══ DATA FOR THIS EXERCISE ══

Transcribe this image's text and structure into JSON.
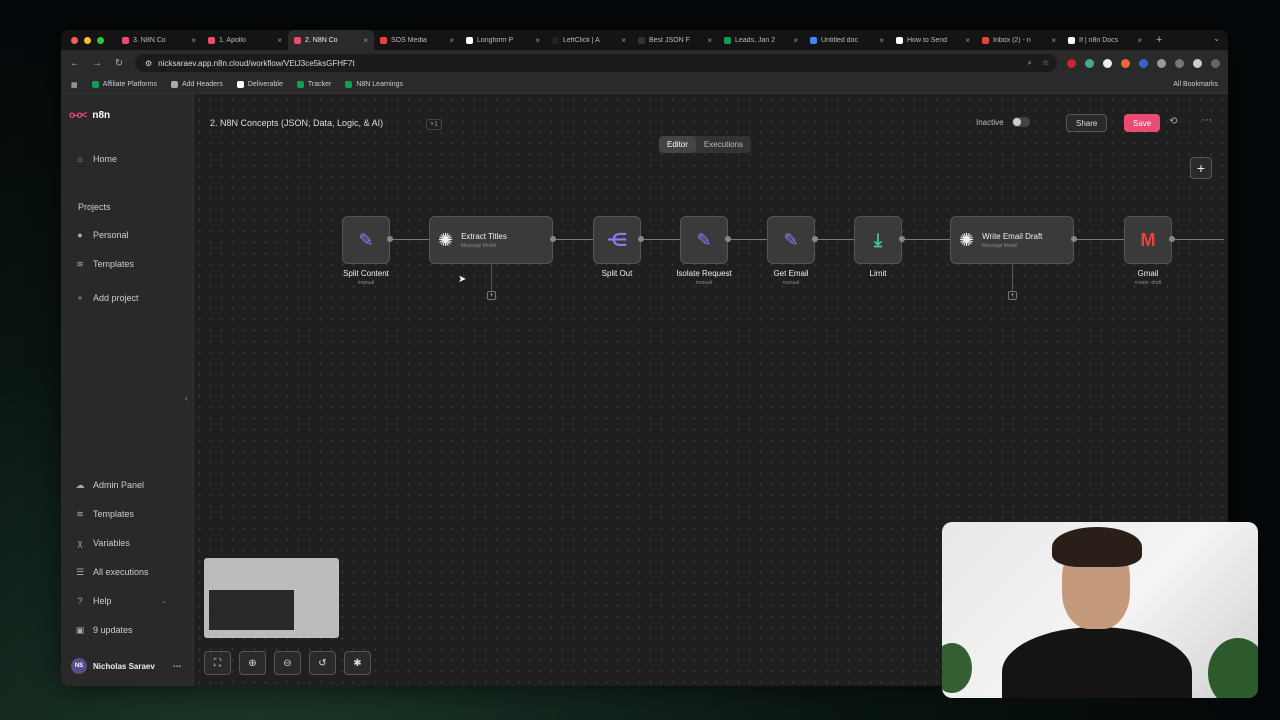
{
  "browser": {
    "tabs": [
      {
        "label": "3. N8N Co",
        "color": "#ea4b71",
        "active": false
      },
      {
        "label": "1. Apollo",
        "color": "#ea4b71",
        "active": false
      },
      {
        "label": "2. N8N Co",
        "color": "#ea4b71",
        "active": true
      },
      {
        "label": "SOS Media",
        "color": "#ea4335",
        "active": false
      },
      {
        "label": "Longform P",
        "color": "#ffffff",
        "active": false
      },
      {
        "label": "LeftClick | A",
        "color": "#222222",
        "active": false
      },
      {
        "label": "Best JSON F",
        "color": "#333333",
        "active": false
      },
      {
        "label": "Leads, Jan 2",
        "color": "#0f9d58",
        "active": false
      },
      {
        "label": "Untitled doc",
        "color": "#4285f4",
        "active": false
      },
      {
        "label": "How to Send",
        "color": "#ffffff",
        "active": false
      },
      {
        "label": "Inbox (2) - n",
        "color": "#ea4335",
        "active": false
      },
      {
        "label": "If | n8n Docs",
        "color": "#ffffff",
        "active": false
      }
    ],
    "url": "nicksaraev.app.n8n.cloud/workflow/VEtJ3ce5ksGFHF7t",
    "bookmarks": [
      {
        "label": "Affiliate Platforms",
        "color": "#0f9d58"
      },
      {
        "label": "Add Headers",
        "color": "#aaaaaa"
      },
      {
        "label": "Deliverable",
        "color": "#ffffff"
      },
      {
        "label": "Tracker",
        "color": "#0f9d58"
      },
      {
        "label": "N8N Learnings",
        "color": "#0f9d58"
      }
    ],
    "all_bookmarks": "All Bookmarks"
  },
  "sidebar": {
    "brand": "n8n",
    "home": "Home",
    "projects_title": "Projects",
    "personal": "Personal",
    "templates": "Templates",
    "add_project": "Add project",
    "admin_panel": "Admin Panel",
    "templates_bottom": "Templates",
    "variables": "Variables",
    "all_executions": "All executions",
    "help": "Help",
    "updates": "9 updates",
    "user_name": "Nicholas Saraev",
    "user_initials": "NS"
  },
  "topbar": {
    "workflow_title": "2. N8N Concepts (JSON, Data, Logic, & AI)",
    "tag": "+1",
    "tab_editor": "Editor",
    "tab_executions": "Executions",
    "status": "Inactive",
    "share": "Share",
    "save": "Save"
  },
  "nodes": [
    {
      "label": "Split Content",
      "sub": "manual",
      "icon": "pencil-icon"
    },
    {
      "label": "Extract Titles",
      "sub": "Message Model",
      "icon": "openai-icon"
    },
    {
      "label": "Split Out",
      "sub": "",
      "icon": "split-icon"
    },
    {
      "label": "Isolate Request",
      "sub": "manual",
      "icon": "pencil-icon"
    },
    {
      "label": "Get Email",
      "sub": "manual",
      "icon": "pencil-icon"
    },
    {
      "label": "Limit",
      "sub": "",
      "icon": "limit-icon"
    },
    {
      "label": "Write Email Draft",
      "sub": "Message Model",
      "icon": "openai-icon"
    },
    {
      "label": "Gmail",
      "sub": "create: draft",
      "icon": "gmail-icon"
    }
  ]
}
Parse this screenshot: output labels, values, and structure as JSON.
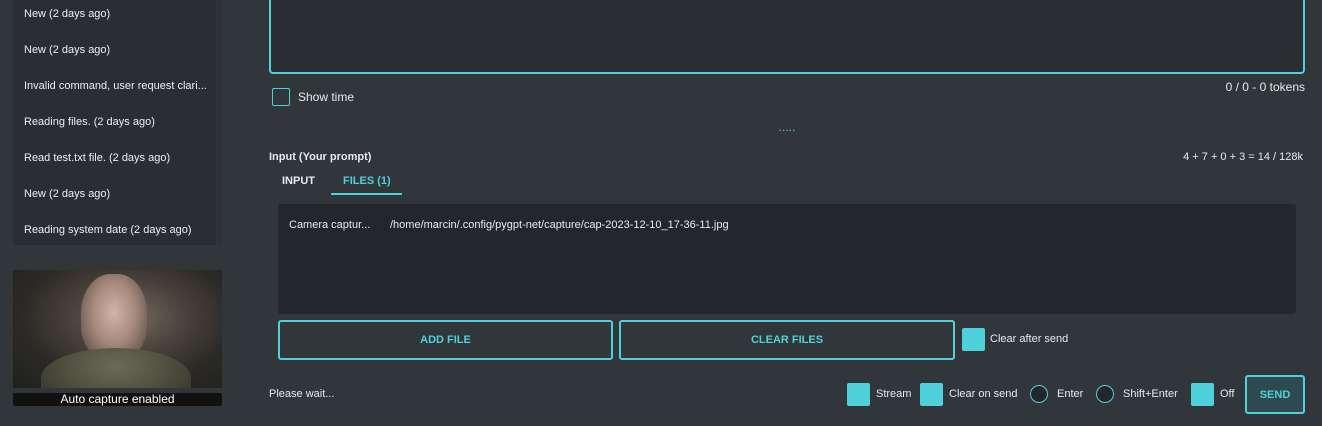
{
  "sidebar": {
    "contexts": [
      "New (2 days ago)",
      "New (2 days ago)",
      "Invalid command, user request clari...",
      "Reading files. (2 days ago)",
      "Read test.txt file. (2 days ago)",
      "New (2 days ago)",
      "Reading system date (2 days ago)"
    ],
    "camera_status": "Auto capture enabled"
  },
  "output": {
    "show_time_label": "Show time",
    "tokens": "0 / 0 - 0 tokens",
    "splitter": "....."
  },
  "input": {
    "title": "Input (Your prompt)",
    "token_calc": "4 + 7 + 0 + 3 = 14 / 128k",
    "tabs": [
      "INPUT",
      "FILES (1)"
    ],
    "files": [
      {
        "name": "Camera captur...",
        "path": "/home/marcin/.config/pygpt-net/capture/cap-2023-12-10_17-36-11.jpg"
      }
    ],
    "add_file_label": "ADD FILE",
    "clear_files_label": "CLEAR FILES",
    "clear_after_send_label": "Clear after send"
  },
  "footer": {
    "status": "Please wait...",
    "stream_label": "Stream",
    "clear_on_send_label": "Clear on send",
    "enter_label": "Enter",
    "shift_enter_label": "Shift+Enter",
    "off_label": "Off",
    "send_label": "SEND"
  },
  "colors": {
    "accent": "#4fd1dc",
    "background": "#31363b",
    "panel": "#2a2e32"
  }
}
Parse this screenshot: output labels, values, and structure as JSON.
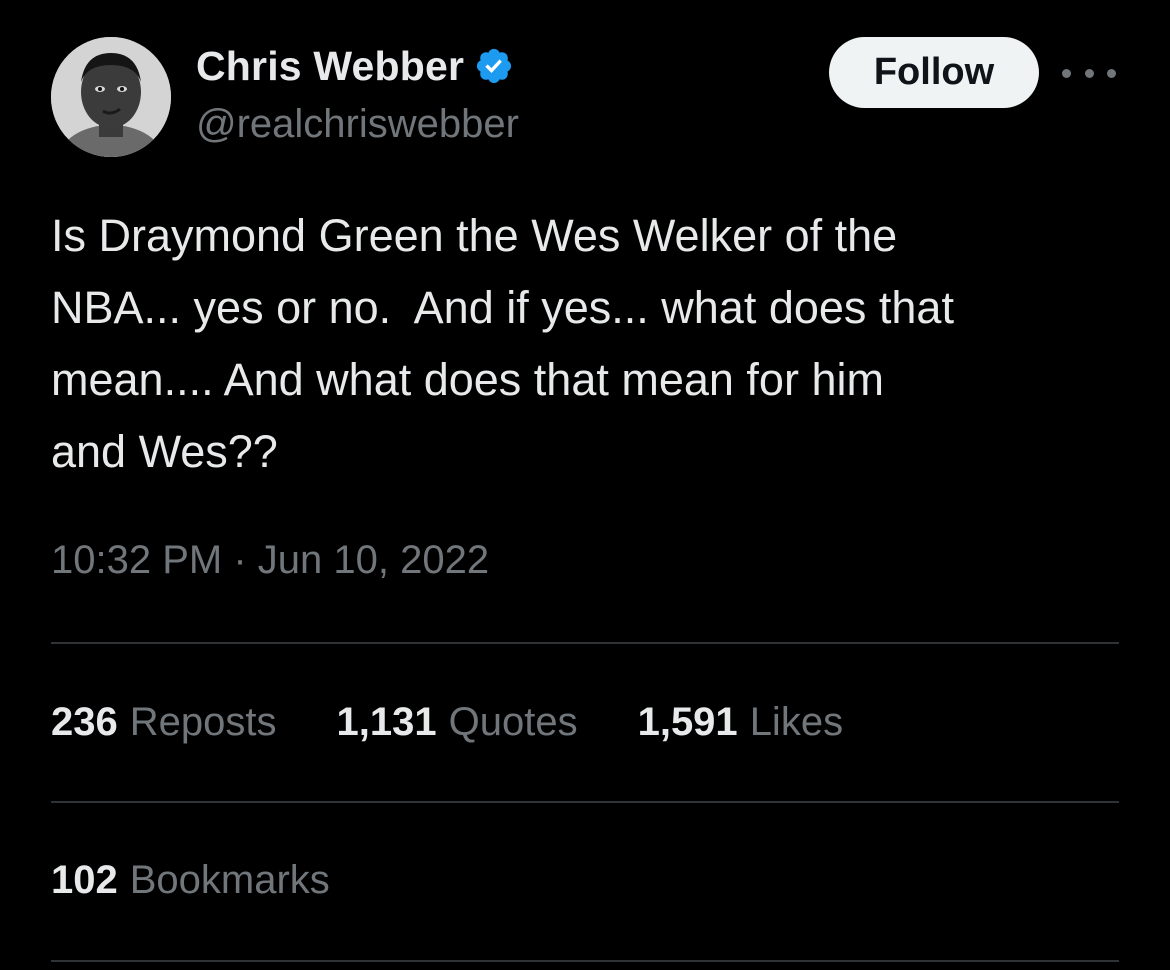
{
  "author": {
    "display_name": "Chris Webber",
    "handle": "@realchriswebber",
    "verified": true
  },
  "follow_label": "Follow",
  "tweet": {
    "text": "Is Draymond Green the Wes Welker of the\nNBA... yes or no.  And if yes... what does that\nmean.... And what does that mean for him\nand Wes??",
    "timestamp": "10:32 PM · Jun 10, 2022"
  },
  "stats": {
    "reposts": {
      "count": "236",
      "label": "Reposts"
    },
    "quotes": {
      "count": "1,131",
      "label": "Quotes"
    },
    "likes": {
      "count": "1,591",
      "label": "Likes"
    },
    "bookmarks": {
      "count": "102",
      "label": "Bookmarks"
    }
  },
  "icons": {
    "verified": "verified-badge-icon",
    "more": "more-options-icon"
  },
  "colors": {
    "background": "#000000",
    "primary_text": "#e7e9ea",
    "secondary_text": "#71767b",
    "verified_blue": "#1d9bf0",
    "divider": "#2f3336",
    "follow_button_bg": "#eff3f4"
  }
}
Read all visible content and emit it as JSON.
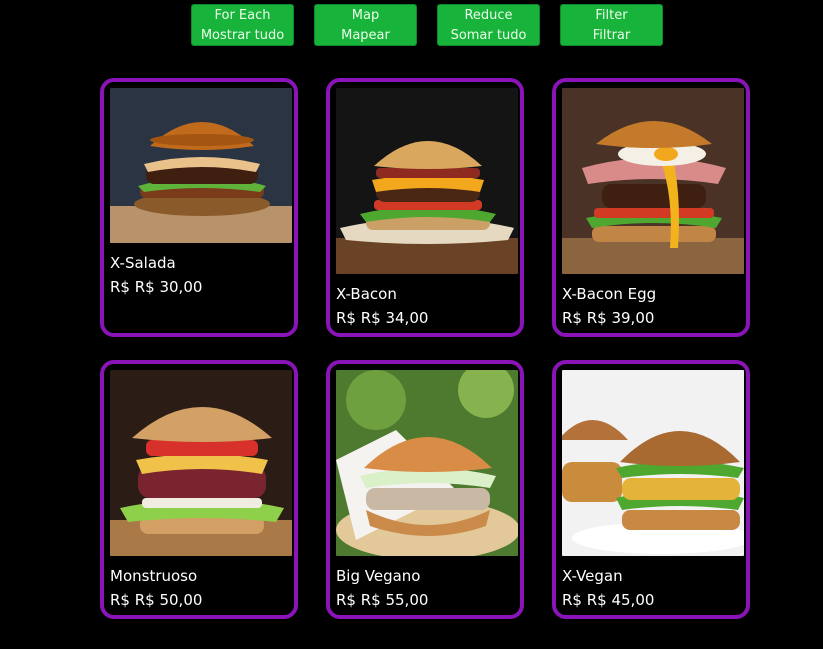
{
  "buttons": [
    {
      "line1": "For Each",
      "line2": "Mostrar tudo"
    },
    {
      "line1": "Map",
      "line2": "Mapear"
    },
    {
      "line1": "Reduce",
      "line2": "Somar tudo"
    },
    {
      "line1": "Filter",
      "line2": "Filtrar"
    }
  ],
  "products": [
    {
      "name": "X-Salada",
      "price": "R$ R$ 30,00"
    },
    {
      "name": "X-Bacon",
      "price": "R$ R$ 34,00"
    },
    {
      "name": "X-Bacon Egg",
      "price": "R$ R$ 39,00"
    },
    {
      "name": "Monstruoso",
      "price": "R$ R$ 50,00"
    },
    {
      "name": "Big Vegano",
      "price": "R$ R$ 55,00"
    },
    {
      "name": "X-Vegan",
      "price": "R$ R$ 45,00"
    }
  ],
  "colors": {
    "button_bg": "#18b33a",
    "card_border": "#8a14b8",
    "background": "#000000"
  }
}
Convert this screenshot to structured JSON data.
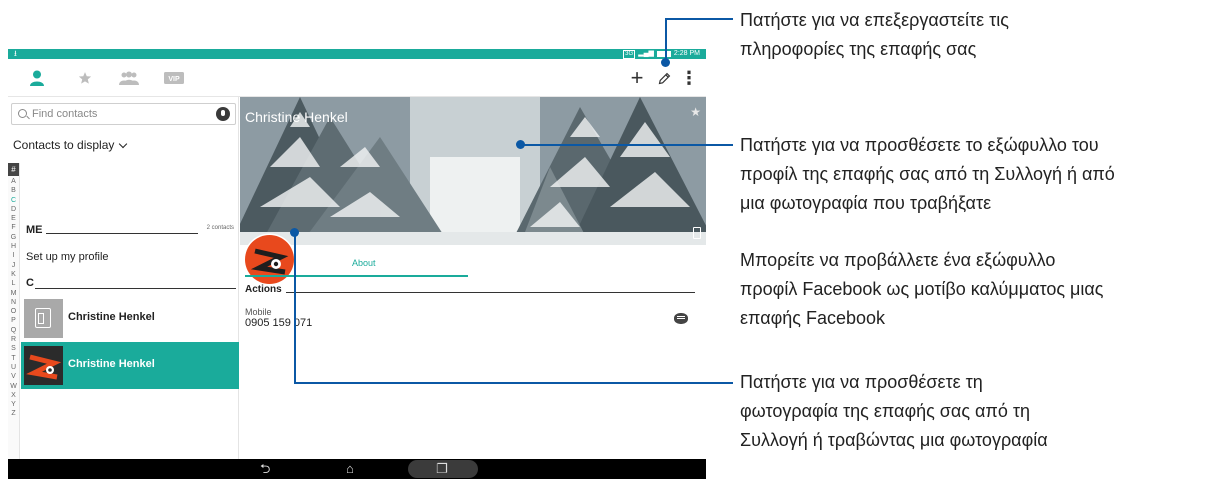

═══

▶ **WHAT YOU ARE ASKED TO DO**:
Reproduce the entries exactly. Do not carry over any picture.

▶ **EXERCISE SOLUTION**:
Transcribe this image's text and structure into JSON.
{
  "browser": {
    "tabs": [
      {
        "label": "3. N8N Co",
        "color": "#ea4b71",
        "active": false
      },
      {
        "label": "1. Apollo",
        "color": "#ea4b71",
        "active": false
      },
      {
        "label": "2. N8N Co",
        "color": "#ea4b71",
        "active": true
      },
      {
        "label": "SOS Media",
        "color": "#ea4335",
        "active": false
      },
      {
        "label": "Longform P",
        "color": "#ffffff",
        "active": false
      },
      {
        "label": "LeftClick | A",
        "color": "#222222",
        "active": false
      },
      {
        "label": "Best JSON F",
        "color": "#333333",
        "active": false
      },
      {
        "label": "Leads, Jan 2",
        "color": "#0f9d58",
        "active": false
      },
      {
        "label": "Untitled doc",
        "color": "#4285f4",
        "active": false
      },
      {
        "label": "How to Send",
        "color": "#ffffff",
        "active": false
      },
      {
        "label": "Inbox (2) - n",
        "color": "#ea4335",
        "active": false
      },
      {
        "label": "If | n8n Docs",
        "color": "#ffffff",
        "active": false
      }
    ],
    "url": "nicksaraev.app.n8n.cloud/workflow/VEtJ3ce5ksGFHF7t",
    "bookmarks": [
      {
        "label": "Affiliate Platforms",
        "color": "#0f9d58"
      },
      {
        "label": "Add Headers",
        "color": "#aaaaaa"
      },
      {
        "label": "Deliverable",
        "color": "#ffffff"
      },
      {
        "label": "Tracker",
        "color": "#0f9d58"
      },
      {
        "label": "N8N Learnings",
        "color": "#0f9d58"
      }
    ],
    "all_bookmarks": "All Bookmarks"
  },
  "sidebar": {
    "brand": "n8n",
    "home": "Home",
    "projects_title": "Projects",
    "personal": "Personal",
    "templates": "Templates",
    "add_project": "Add project",
    "admin_panel": "Admin Panel",
    "templates_bottom": "Templates",
    "variables": "Variables",
    "all_executions": "All executions",
    "help": "Help",
    "updates": "9 updates",
    "user_name": "Nicholas Saraev",
    "user_initials": "NS"
  },
  "topbar": {
    "workflow_title": "2. N8N Concepts (JSON, Data, Logic, & AI)",
    "tag": "+1",
    "tab_editor": "Editor",
    "tab_executions": "Executions",
    "status": "Inactive",
    "share": "Share",
    "save": "Save"
  },
  "nodes": [
    {
      "label": "Split Content",
      "sub": "manual",
      "icon": "pencil-icon"
    },
    {
      "label": "Extract Titles",
      "sub": "Message Model",
      "icon": "openai-icon"
    },
    {
      "label": "Split Out",
      "sub": "",
      "icon": "split-icon"
    },
    {
      "label": "Isolate Request",
      "sub": "manual",
      "icon": "pencil-icon"
    },
    {
      "label": "Get Email",
      "sub": "manual",
      "icon": "pencil-icon"
    },
    {
      "label": "Limit",
      "sub": "",
      "icon": "limit-icon"
    },
    {
      "label": "Write Email Draft",
      "sub": "Message Model",
      "icon": "openai-icon"
    },
    {
      "label": "Gmail",
      "sub": "create: draft",
      "icon": "gmail-icon"
    }
  ]
}
Parse this screenshot: output labels, values, and structure as JSON.
{
  "sidebar": {
    "contexts": [
      "New (2 days ago)",
      "New (2 days ago)",
      "Invalid command, user request clari...",
      "Reading files. (2 days ago)",
      "Read test.txt file. (2 days ago)",
      "New (2 days ago)",
      "Reading system date (2 days ago)"
    ],
    "camera_status": "Auto capture enabled"
  },
  "output": {
    "show_time_label": "Show time",
    "tokens": "0 / 0 - 0 tokens",
    "splitter": "....."
  },
  "input": {
    "title": "Input (Your prompt)",
    "token_calc": "4 + 7 + 0 + 3 = 14 / 128k",
    "tabs": [
      "INPUT",
      "FILES (1)"
    ],
    "files": [
      {
        "name": "Camera captur...",
        "path": "/home/marcin/.config/pygpt-net/capture/cap-2023-12-10_17-36-11.jpg"
      }
    ],
    "add_file_label": "ADD FILE",
    "clear_files_label": "CLEAR FILES",
    "clear_after_send_label": "Clear after send"
  },
  "footer": {
    "status": "Please wait...",
    "stream_label": "Stream",
    "clear_on_send_label": "Clear on send",
    "enter_label": "Enter",
    "shift_enter_label": "Shift+Enter",
    "off_label": "Off",
    "send_label": "SEND"
  },
  "colors": {
    "accent": "#4fd1dc",
    "background": "#31363b",
    "panel": "#2a2e32"
  }
}
Parse this screenshot: output labels, values, and structure as JSON.
{
  "author": {
    "display_name": "Chris Webber",
    "handle": "@realchriswebber",
    "verified": true
  },
  "follow_label": "Follow",
  "tweet": {
    "text": "Is Draymond Green the Wes Welker of the\nNBA... yes or no.  And if yes... what does that\nmean.... And what does that mean for him\nand Wes??",
    "timestamp": "10:32 PM · Jun 10, 2022"
  },
  "stats": {
    "reposts": {
      "count": "236",
      "label": "Reposts"
    },
    "quotes": {
      "count": "1,131",
      "label": "Quotes"
    },
    "likes": {
      "count": "1,591",
      "label": "Likes"
    },
    "bookmarks": {
      "count": "102",
      "label": "Bookmarks"
    }
  },
  "icons": {
    "verified": "verified-badge-icon",
    "more": "more-options-icon"
  },
  "colors": {
    "background": "#000000",
    "primary_text": "#e7e9ea",
    "secondary_text": "#71767b",
    "verified_blue": "#1d9bf0",
    "divider": "#2f3336",
    "follow_button_bg": "#eff3f4"
  }
}
Read all visible content and emit it as JSON.
{
  "buttons": [
    {
      "line1": "For Each",
      "line2": "Mostrar tudo"
    },
    {
      "line1": "Map",
      "line2": "Mapear"
    },
    {
      "line1": "Reduce",
      "line2": "Somar tudo"
    },
    {
      "line1": "Filter",
      "line2": "Filtrar"
    }
  ],
  "products": [
    {
      "name": "X-Salada",
      "price": "R$ R$ 30,00"
    },
    {
      "name": "X-Bacon",
      "price": "R$ R$ 34,00"
    },
    {
      "name": "X-Bacon Egg",
      "price": "R$ R$ 39,00"
    },
    {
      "name": "Monstruoso",
      "price": "R$ R$ 50,00"
    },
    {
      "name": "Big Vegano",
      "price": "R$ R$ 55,00"
    },
    {
      "name": "X-Vegan",
      "price": "R$ R$ 45,00"
    }
  ],
  "colors": {
    "button_bg": "#18b33a",
    "card_border": "#8a14b8",
    "background": "#000000"
  }
}
Convert this screenshot to structured JSON data.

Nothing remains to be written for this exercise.